Begin
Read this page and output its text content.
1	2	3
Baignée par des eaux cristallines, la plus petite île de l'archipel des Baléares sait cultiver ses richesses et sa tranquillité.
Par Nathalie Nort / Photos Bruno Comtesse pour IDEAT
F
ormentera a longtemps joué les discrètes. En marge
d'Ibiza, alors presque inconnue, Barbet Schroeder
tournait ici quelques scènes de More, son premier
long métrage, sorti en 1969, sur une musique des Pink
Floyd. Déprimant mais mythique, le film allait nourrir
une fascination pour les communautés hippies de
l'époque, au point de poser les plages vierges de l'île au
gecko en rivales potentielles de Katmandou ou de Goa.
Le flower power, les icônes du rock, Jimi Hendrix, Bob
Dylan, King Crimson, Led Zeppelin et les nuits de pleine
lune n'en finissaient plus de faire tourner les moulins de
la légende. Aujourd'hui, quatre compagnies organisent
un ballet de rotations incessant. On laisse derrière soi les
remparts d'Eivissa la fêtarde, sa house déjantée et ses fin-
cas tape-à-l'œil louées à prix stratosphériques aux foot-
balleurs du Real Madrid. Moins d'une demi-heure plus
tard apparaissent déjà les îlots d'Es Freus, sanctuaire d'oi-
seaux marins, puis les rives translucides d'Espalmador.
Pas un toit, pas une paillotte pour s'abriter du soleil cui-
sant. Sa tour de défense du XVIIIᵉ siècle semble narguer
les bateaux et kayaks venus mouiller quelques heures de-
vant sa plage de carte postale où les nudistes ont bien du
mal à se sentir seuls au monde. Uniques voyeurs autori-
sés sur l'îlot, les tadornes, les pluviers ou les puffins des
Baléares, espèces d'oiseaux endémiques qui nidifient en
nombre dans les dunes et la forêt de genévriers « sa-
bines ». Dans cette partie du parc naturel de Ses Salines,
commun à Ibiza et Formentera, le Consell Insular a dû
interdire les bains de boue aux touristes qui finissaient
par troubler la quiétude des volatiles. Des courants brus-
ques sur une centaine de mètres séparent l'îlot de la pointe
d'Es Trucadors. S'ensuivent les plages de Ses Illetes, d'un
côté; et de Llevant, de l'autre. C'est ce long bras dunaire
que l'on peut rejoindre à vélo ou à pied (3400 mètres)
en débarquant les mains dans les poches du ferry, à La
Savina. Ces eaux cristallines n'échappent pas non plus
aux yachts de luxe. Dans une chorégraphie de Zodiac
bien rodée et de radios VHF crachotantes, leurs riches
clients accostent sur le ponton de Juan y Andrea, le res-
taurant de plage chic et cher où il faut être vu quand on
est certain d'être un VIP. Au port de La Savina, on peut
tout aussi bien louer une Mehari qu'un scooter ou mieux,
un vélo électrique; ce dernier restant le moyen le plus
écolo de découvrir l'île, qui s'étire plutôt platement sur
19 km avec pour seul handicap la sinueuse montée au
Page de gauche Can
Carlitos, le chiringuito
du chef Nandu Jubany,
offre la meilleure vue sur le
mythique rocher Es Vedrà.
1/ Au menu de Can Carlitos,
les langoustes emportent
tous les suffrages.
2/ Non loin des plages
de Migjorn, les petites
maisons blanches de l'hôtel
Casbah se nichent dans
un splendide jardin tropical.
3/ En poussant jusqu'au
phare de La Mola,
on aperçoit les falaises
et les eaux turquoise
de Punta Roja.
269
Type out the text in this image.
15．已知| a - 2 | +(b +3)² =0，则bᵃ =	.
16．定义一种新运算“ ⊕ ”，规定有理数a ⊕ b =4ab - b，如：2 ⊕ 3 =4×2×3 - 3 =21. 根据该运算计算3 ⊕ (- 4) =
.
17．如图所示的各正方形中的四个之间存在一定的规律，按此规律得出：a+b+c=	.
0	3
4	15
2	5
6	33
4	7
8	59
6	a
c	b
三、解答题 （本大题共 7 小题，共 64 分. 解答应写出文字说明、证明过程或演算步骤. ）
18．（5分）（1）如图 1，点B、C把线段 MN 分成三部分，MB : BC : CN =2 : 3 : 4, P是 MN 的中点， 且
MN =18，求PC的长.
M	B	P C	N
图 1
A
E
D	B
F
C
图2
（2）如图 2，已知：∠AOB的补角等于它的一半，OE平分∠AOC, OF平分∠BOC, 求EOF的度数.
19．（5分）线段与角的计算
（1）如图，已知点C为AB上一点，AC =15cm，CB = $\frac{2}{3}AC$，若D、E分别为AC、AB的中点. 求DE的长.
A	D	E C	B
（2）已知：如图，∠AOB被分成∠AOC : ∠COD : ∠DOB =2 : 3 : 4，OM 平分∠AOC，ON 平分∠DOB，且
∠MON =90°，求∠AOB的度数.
End
**Set problem:**
Nothing should be left out: return all of the records exactly.

**Problem solution:**
Read this page and output its text content.
1	2	3
Baignée par des eaux cristallines, la plus petite île de l'archipel des Baléares sait cultiver ses richesses et sa tranquillité.
Par Nathalie Nort / Photos Bruno Comtesse pour IDEAT
F
ormentera a longtemps joué les discrètes. En marge
d'Ibiza, alors presque inconnue, Barbet Schroeder
tournait ici quelques scènes de More, son premier
long métrage, sorti en 1969, sur une musique des Pink
Floyd. Déprimant mais mythique, le film allait nourrir
une fascination pour les communautés hippies de
l'époque, au point de poser les plages vierges de l'île au
gecko en rivales potentielles de Katmandou ou de Goa.
Le flower power, les icônes du rock, Jimi Hendrix, Bob
Dylan, King Crimson, Led Zeppelin et les nuits de pleine
lune n'en finissaient plus de faire tourner les moulins de
la légende. Aujourd'hui, quatre compagnies organisent
un ballet de rotations incessant. On laisse derrière soi les
remparts d'Eivissa la fêtarde, sa house déjantée et ses fin-
cas tape-à-l'œil louées à prix stratosphériques aux foot-
balleurs du Real Madrid. Moins d'une demi-heure plus
tard apparaissent déjà les îlots d'Es Freus, sanctuaire d'oi-
seaux marins, puis les rives translucides d'Espalmador.
Pas un toit, pas une paillotte pour s'abriter du soleil cui-
sant. Sa tour de défense du XVIIIᵉ siècle semble narguer
les bateaux et kayaks venus mouiller quelques heures de-
vant sa plage de carte postale où les nudistes ont bien du
mal à se sentir seuls au monde. Uniques voyeurs autori-
sés sur l'îlot, les tadornes, les pluviers ou les puffins des
Baléares, espèces d'oiseaux endémiques qui nidifient en
nombre dans les dunes et la forêt de genévriers « sa-
bines ». Dans cette partie du parc naturel de Ses Salines,
commun à Ibiza et Formentera, le Consell Insular a dû
interdire les bains de boue aux touristes qui finissaient
par troubler la quiétude des volatiles. Des courants brus-
ques sur une centaine de mètres séparent l'îlot de la pointe
d'Es Trucadors. S'ensuivent les plages de Ses Illetes, d'un
côté; et de Llevant, de l'autre. C'est ce long bras dunaire
que l'on peut rejoindre à vélo ou à pied (3400 mètres)
en débarquant les mains dans les poches du ferry, à La
Savina. Ces eaux cristallines n'échappent pas non plus
aux yachts de luxe. Dans une chorégraphie de Zodiac
bien rodée et de radios VHF crachotantes, leurs riches
clients accostent sur le ponton de Juan y Andrea, le res-
taurant de plage chic et cher où il faut être vu quand on
est certain d'être un VIP. Au port de La Savina, on peut
tout aussi bien louer une Mehari qu'un scooter ou mieux,
un vélo électrique; ce dernier restant le moyen le plus
écolo de découvrir l'île, qui s'étire plutôt platement sur
19 km avec pour seul handicap la sinueuse montée au
Page de gauche Can
Carlitos, le chiringuito
du chef Nandu Jubany,
offre la meilleure vue sur le
mythique rocher Es Vedrà.
1/ Au menu de Can Carlitos,
les langoustes emportent
tous les suffrages.
2/ Non loin des plages
de Migjorn, les petites
maisons blanches de l'hôtel
Casbah se nichent dans
un splendide jardin tropical.
3/ En poussant jusqu'au
phare de La Mola,
on aperçoit les falaises
et les eaux turquoise
de Punta Roja.
269
Type out the text in this image.
15．已知| a - 2 | +(b +3)² =0，则bᵃ =	.
16．定义一种新运算“ ⊕ ”，规定有理数a ⊕ b =4ab - b，如：2 ⊕ 3 =4×2×3 - 3 =21. 根据该运算计算3 ⊕ (- 4) =
.
17．如图所示的各正方形中的四个之间存在一定的规律，按此规律得出：a+b+c=	.
0	3
4	15
2	5
6	33
4	7
8	59
6	a
c	b
三、解答题 （本大题共 7 小题，共 64 分. 解答应写出文字说明、证明过程或演算步骤. ）
18．（5分）（1）如图 1，点B、C把线段 MN 分成三部分，MB : BC : CN =2 : 3 : 4, P是 MN 的中点， 且
MN =18，求PC的长.
M	B	P C	N
图 1
A
E
D	B
F
C
图2
（2）如图 2，已知：∠AOB的补角等于它的一半，OE平分∠AOC, OF平分∠BOC, 求EOF的度数.
19．（5分）线段与角的计算
（1）如图，已知点C为AB上一点，AC =15cm，CB = $\frac{2}{3}AC$，若D、E分别为AC、AB的中点. 求DE的长.
A	D	E C	B
（2）已知：如图，∠AOB被分成∠AOC : ∠COD : ∠DOB =2 : 3 : 4，OM 平分∠AOC，ON 平分∠DOB，且
∠MON =90°，求∠AOB的度数.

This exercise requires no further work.